§ Short problem
Only the number is wanted: count the lines that contain "JSON".
= = = = = = =
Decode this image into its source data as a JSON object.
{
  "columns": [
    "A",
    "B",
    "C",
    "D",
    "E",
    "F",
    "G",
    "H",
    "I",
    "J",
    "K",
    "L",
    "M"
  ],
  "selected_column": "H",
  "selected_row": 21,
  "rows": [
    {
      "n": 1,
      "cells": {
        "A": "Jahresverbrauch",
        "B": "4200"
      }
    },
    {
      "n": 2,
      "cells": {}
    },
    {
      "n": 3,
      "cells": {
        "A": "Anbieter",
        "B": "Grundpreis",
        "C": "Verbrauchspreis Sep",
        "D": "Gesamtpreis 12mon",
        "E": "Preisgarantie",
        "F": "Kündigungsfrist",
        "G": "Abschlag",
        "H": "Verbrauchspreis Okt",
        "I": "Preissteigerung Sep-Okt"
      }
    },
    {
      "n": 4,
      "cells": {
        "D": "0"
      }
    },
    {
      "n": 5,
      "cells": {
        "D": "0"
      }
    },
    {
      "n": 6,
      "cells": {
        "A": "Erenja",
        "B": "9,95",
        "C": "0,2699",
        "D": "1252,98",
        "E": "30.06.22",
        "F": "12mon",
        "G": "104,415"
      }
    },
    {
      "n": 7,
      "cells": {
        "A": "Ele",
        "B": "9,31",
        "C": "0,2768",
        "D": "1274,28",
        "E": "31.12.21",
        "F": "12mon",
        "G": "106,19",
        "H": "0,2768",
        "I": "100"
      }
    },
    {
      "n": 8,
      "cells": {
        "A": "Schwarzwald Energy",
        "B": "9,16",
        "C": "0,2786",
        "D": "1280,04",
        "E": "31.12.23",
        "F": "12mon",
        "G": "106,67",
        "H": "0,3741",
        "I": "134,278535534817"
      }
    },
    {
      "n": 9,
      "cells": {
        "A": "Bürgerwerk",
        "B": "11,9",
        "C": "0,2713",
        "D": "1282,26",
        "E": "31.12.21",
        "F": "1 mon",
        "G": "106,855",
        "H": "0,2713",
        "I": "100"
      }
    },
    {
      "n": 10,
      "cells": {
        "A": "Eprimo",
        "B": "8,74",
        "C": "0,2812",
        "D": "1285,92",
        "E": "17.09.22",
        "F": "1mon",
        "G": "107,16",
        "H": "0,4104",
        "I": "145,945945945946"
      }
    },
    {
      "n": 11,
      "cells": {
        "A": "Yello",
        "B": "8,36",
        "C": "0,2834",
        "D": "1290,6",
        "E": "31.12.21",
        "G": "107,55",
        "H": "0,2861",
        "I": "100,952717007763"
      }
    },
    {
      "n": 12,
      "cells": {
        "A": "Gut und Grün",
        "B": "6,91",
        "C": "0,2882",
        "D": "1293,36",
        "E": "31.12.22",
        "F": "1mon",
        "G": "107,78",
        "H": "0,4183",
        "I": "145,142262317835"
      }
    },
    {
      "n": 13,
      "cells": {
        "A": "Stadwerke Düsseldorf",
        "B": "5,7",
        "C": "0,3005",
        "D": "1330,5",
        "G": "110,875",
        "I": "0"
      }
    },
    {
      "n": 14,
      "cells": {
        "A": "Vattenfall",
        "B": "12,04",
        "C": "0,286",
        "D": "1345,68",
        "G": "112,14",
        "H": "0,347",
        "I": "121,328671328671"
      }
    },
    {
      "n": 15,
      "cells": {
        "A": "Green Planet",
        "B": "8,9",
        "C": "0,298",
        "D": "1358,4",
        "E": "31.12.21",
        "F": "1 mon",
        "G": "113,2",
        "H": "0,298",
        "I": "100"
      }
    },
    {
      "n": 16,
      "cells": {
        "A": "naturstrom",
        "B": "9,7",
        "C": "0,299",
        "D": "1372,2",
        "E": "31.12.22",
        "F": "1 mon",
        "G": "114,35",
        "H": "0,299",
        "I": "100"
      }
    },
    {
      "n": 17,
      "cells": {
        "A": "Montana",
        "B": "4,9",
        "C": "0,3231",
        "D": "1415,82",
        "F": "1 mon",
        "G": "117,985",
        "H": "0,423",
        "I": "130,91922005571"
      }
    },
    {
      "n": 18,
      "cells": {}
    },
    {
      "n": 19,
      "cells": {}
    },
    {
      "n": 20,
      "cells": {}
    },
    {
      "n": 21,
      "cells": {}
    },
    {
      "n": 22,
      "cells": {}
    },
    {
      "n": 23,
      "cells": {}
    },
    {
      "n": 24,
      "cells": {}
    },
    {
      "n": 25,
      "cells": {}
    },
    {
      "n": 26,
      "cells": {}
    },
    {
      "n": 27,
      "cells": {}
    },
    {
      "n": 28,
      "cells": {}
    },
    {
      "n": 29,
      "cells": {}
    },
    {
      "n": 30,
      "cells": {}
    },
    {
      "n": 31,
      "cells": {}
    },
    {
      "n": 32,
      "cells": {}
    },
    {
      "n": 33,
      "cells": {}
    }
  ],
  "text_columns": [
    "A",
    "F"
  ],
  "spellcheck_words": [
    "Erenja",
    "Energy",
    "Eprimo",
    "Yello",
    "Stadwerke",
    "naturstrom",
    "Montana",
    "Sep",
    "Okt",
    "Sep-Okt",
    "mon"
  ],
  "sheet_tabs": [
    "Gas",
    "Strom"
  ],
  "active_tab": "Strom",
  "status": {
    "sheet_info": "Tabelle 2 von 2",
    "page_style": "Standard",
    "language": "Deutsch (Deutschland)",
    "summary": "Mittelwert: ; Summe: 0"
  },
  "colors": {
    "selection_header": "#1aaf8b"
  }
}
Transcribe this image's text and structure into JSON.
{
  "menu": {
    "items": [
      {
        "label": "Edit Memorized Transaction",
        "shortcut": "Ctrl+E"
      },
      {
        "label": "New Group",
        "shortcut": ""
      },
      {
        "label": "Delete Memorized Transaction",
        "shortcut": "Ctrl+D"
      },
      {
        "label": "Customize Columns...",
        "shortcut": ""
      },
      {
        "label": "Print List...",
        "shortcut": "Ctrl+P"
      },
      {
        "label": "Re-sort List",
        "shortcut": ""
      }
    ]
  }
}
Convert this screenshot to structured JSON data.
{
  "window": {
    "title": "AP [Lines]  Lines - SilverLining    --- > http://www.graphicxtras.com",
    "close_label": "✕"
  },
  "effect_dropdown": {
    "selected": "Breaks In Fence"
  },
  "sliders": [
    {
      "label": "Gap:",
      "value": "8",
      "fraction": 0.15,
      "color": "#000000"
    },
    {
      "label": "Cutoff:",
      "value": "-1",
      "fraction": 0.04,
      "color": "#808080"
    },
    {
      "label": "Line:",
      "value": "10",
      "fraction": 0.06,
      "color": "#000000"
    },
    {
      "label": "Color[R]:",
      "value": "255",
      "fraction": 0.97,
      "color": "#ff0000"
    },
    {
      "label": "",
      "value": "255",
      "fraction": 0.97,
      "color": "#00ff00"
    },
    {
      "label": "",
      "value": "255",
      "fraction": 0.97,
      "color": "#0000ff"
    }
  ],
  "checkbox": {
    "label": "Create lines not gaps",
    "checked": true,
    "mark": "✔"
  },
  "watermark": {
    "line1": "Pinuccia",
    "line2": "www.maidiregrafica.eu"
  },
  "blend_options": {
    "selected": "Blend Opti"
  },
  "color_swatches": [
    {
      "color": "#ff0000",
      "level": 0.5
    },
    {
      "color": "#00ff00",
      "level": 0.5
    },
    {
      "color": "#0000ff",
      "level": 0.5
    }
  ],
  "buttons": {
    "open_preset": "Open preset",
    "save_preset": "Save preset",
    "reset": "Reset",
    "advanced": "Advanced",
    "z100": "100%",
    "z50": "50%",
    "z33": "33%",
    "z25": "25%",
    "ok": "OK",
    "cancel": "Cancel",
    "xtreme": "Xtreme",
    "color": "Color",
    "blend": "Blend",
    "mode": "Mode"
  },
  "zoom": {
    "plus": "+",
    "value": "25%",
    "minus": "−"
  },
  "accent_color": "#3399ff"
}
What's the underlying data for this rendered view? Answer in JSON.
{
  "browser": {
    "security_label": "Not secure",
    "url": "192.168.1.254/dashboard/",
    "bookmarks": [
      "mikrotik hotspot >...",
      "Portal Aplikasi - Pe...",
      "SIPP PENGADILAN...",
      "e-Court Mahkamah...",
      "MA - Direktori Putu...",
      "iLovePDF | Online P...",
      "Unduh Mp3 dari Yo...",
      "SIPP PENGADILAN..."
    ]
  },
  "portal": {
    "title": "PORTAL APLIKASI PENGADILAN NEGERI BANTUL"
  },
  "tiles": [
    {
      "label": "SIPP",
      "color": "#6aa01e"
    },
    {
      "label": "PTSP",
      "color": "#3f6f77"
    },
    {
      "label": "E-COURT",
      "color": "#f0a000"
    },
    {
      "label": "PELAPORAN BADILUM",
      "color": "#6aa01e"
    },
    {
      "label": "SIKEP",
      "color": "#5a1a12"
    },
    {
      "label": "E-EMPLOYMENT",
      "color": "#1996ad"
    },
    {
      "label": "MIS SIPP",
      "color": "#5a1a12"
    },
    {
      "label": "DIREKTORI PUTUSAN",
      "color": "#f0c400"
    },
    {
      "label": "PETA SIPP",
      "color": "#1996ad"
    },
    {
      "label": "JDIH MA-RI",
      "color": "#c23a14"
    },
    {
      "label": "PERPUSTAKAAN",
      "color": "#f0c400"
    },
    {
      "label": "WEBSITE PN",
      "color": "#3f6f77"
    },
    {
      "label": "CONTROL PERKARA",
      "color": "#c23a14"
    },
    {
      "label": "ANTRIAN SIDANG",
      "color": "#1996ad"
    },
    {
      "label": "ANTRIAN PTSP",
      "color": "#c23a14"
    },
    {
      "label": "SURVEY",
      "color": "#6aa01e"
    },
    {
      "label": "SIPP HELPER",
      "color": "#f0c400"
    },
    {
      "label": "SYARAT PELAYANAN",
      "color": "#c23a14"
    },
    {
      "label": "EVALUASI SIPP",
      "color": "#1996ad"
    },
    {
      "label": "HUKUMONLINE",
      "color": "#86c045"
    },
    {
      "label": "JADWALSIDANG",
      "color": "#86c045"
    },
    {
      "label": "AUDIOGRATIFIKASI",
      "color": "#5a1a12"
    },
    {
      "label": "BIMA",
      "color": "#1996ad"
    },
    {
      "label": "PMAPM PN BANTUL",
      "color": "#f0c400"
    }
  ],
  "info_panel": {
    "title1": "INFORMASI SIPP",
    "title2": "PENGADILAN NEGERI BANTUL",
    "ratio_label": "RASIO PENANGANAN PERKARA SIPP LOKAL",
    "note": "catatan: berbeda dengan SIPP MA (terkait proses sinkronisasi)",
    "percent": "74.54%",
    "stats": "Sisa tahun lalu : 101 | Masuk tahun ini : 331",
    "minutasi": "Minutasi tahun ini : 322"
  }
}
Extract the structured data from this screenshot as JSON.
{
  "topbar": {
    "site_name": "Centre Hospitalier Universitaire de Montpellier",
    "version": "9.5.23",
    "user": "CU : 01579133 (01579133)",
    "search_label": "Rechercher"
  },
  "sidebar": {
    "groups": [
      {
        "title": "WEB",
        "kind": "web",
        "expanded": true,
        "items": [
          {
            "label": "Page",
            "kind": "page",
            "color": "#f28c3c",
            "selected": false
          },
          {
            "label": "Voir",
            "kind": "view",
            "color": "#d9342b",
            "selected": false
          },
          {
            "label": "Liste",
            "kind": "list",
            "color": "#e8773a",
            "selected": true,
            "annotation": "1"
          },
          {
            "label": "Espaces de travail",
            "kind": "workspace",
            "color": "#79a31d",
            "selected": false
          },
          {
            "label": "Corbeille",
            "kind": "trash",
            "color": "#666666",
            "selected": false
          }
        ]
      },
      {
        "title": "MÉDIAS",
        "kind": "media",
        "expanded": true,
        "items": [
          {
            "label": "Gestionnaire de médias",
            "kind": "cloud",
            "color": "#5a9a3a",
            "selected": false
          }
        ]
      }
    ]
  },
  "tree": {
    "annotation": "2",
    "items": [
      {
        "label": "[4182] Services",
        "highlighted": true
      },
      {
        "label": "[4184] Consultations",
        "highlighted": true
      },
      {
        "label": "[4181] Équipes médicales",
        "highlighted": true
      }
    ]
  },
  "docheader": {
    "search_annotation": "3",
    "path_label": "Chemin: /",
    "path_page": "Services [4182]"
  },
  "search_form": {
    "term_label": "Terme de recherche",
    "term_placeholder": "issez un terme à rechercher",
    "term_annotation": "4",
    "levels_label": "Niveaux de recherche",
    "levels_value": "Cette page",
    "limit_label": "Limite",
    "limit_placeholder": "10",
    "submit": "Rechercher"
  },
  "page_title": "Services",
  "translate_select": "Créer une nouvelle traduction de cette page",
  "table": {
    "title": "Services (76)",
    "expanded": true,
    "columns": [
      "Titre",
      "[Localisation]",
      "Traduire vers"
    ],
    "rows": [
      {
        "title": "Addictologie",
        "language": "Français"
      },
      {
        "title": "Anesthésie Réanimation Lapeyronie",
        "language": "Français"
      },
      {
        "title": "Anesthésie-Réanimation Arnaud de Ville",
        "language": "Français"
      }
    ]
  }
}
= = = = = = =
§ Exercise response
5